» **Objective**
Repeat each entry as written and leave the images out of the copy.
=== Given data ===
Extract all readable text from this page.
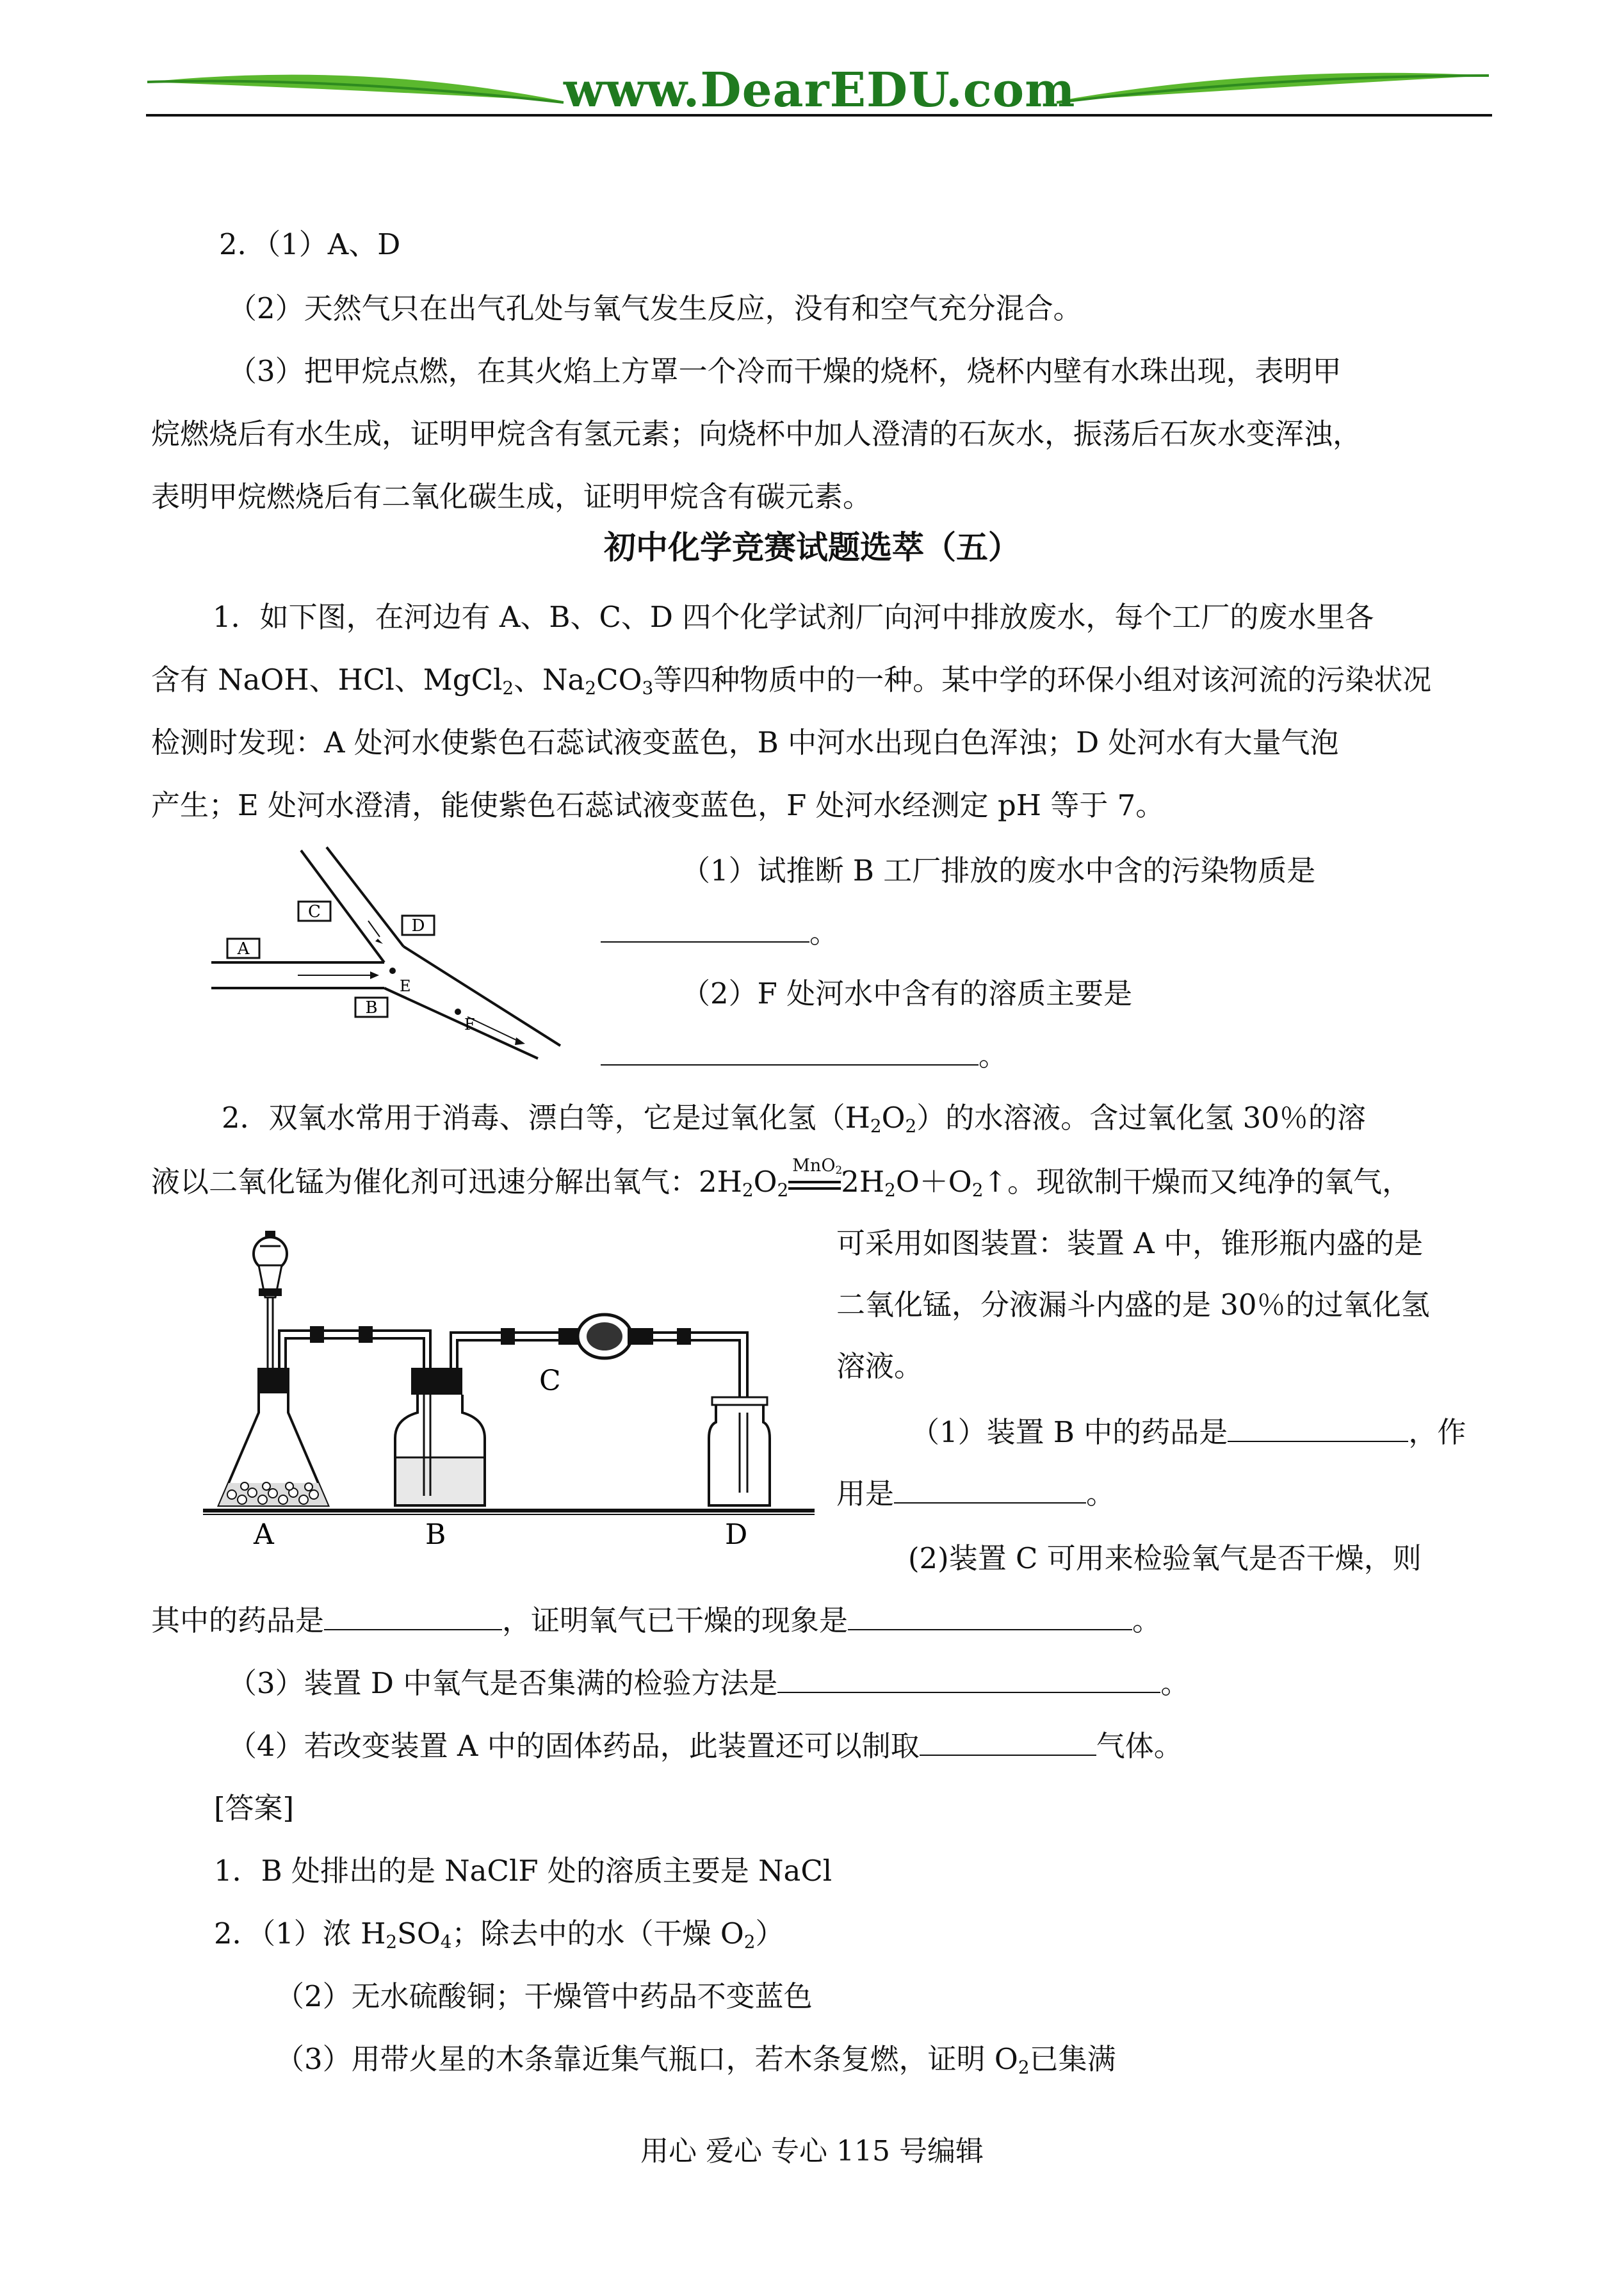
www.DearEDU.com
2．（1）A、D
（2）天然气只在出气孔处与氧气发生反应，没有和空气充分混合。
（3）把甲烷点燃，在其火焰上方罩一个冷而干燥的烧杯，烧杯内壁有水珠出现，表明甲
烷燃烧后有水生成，证明甲烷含有氢元素；向烧杯中加人澄清的石灰水，振荡后石灰水变浑浊，
表明甲烷燃烧后有二氧化碳生成，证明甲烷含有碳元素。
初中化学竞赛试题选萃（五）
1．如下图，在河边有 A、B、C、D 四个化学试剂厂向河中排放废水，每个工厂的废水里各
含有 NaOH、HCl、MgCl$_2$、$Na_2CO_3$等四种物质中的一种。某中学的环保小组对该河流的污染状况
检测时发现：A 处河水使紫色石蕊试液变蓝色，B 中河水出现白色浑浊；D 处河水有大量气泡
产生；E 处河水澄清，能使紫色石蕊试液变蓝色，F 处河水经测定 pH 等于 7。
C
A
D
B
E
F
（1）试推断 B 工厂排放的废水中含的污染物质是
。
（2）F 处河水中含有的溶质主要是
。
2．双氧水常用于消毒、漂白等，它是过氧化氢$(H_2O_2)$的水溶液。含过氧化氢 30％的溶
液以二氧化锰为催化剂可迅速分解出氧气：$2H_2O_2$
MnO$_2$
$2H_2O+O_2↑$。现欲制干燥而又纯净的氧气，
A	B
C
D
可采用如图装置：装置 A 中，锥形瓶内盛的是
二氧化锰，分液漏斗内盛的是 30％的过氧化氢
溶液。
（1）装置 B 中的药品是	，作
用是	。
(2)装置 C 可用来检验氧气是否干燥，则
其中的药品是	，证明氧气已干燥的现象是	。
（3）装置 D 中氧气是否集满的检验方法是	。
（4）若改变装置 A 中的固体药品，此装置还可以制取	气体。
[答案]
1．B 处排出的是 NaClF 处的溶质主要是 NaCl
2．（1）浓 $H_2SO_4$；除去中的水（干燥 $O_2$）
（2）无水硫酸铜；干燥管中药品不变蓝色
（3）用带火星的木条靠近集气瓶口，若木条复燃，证明 $O_2$已集满
用心 爱心 专心 115 号编辑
===
» **Response**
Extract all readable text from this page.
www.DearEDU.com
2．（1）A、D
（2）天然气只在出气孔处与氧气发生反应，没有和空气充分混合。
（3）把甲烷点燃，在其火焰上方罩一个冷而干燥的烧杯，烧杯内壁有水珠出现，表明甲
烷燃烧后有水生成，证明甲烷含有氢元素；向烧杯中加人澄清的石灰水，振荡后石灰水变浑浊，
表明甲烷燃烧后有二氧化碳生成，证明甲烷含有碳元素。
初中化学竞赛试题选萃（五）
1．如下图，在河边有 A、B、C、D 四个化学试剂厂向河中排放废水，每个工厂的废水里各
含有 NaOH、HCl、MgCl$_2$、$Na_2CO_3$等四种物质中的一种。某中学的环保小组对该河流的污染状况
检测时发现：A 处河水使紫色石蕊试液变蓝色，B 中河水出现白色浑浊；D 处河水有大量气泡
产生；E 处河水澄清，能使紫色石蕊试液变蓝色，F 处河水经测定 pH 等于 7。
C
A
D
B
E
F
（1）试推断 B 工厂排放的废水中含的污染物质是
。
（2）F 处河水中含有的溶质主要是
。
2．双氧水常用于消毒、漂白等，它是过氧化氢$(H_2O_2)$的水溶液。含过氧化氢 30％的溶
液以二氧化锰为催化剂可迅速分解出氧气：$2H_2O_2$
MnO$_2$
$2H_2O+O_2↑$。现欲制干燥而又纯净的氧气，
A	B
C
D
可采用如图装置：装置 A 中，锥形瓶内盛的是
二氧化锰，分液漏斗内盛的是 30％的过氧化氢
溶液。
（1）装置 B 中的药品是	，作
用是	。
(2)装置 C 可用来检验氧气是否干燥，则
其中的药品是	，证明氧气已干燥的现象是	。
（3）装置 D 中氧气是否集满的检验方法是	。
（4）若改变装置 A 中的固体药品，此装置还可以制取	气体。
[答案]
1．B 处排出的是 NaClF 处的溶质主要是 NaCl
2．（1）浓 $H_2SO_4$；除去中的水（干燥 $O_2$）
（2）无水硫酸铜；干燥管中药品不变蓝色
（3）用带火星的木条靠近集气瓶口，若木条复燃，证明 $O_2$已集满
用心 爱心 专心 115 号编辑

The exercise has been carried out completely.